Take every line from the listing below that includes "Psicoterapeuta" and copy it.
----------------------------------------
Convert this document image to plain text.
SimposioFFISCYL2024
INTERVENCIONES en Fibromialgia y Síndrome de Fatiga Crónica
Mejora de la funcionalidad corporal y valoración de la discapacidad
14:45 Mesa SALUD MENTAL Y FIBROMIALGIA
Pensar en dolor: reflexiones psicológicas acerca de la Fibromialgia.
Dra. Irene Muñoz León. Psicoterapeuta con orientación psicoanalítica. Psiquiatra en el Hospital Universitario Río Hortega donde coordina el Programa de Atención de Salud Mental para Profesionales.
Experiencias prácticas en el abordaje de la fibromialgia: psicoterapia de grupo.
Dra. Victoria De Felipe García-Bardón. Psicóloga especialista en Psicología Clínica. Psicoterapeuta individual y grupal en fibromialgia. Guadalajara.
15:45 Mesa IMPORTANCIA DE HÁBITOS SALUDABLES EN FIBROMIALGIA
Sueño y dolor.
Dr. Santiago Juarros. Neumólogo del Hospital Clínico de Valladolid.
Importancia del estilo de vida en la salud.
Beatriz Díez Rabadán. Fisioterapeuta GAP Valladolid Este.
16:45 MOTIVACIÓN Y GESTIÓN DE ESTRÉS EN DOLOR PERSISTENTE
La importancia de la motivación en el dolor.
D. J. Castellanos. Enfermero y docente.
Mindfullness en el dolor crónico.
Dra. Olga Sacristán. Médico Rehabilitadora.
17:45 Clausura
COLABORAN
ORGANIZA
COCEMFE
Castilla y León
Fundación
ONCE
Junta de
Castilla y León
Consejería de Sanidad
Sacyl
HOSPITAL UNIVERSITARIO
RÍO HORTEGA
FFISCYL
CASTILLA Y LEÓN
----------------------------------------
◆ Answer to the problem
Dra. Irene Muñoz León. Psicoterapeuta con orientación psicoanalítica. Psiquiatra en el Hospital Universitario Río Hortega donde coordina el Programa de Atención de Salud Mental para Profesionales.
Dra. Victoria De Felipe García-Bardón. Psicóloga especialista en Psicología Clínica. Psicoterapeuta individual y grupal en fibromialgia. Guadalajara.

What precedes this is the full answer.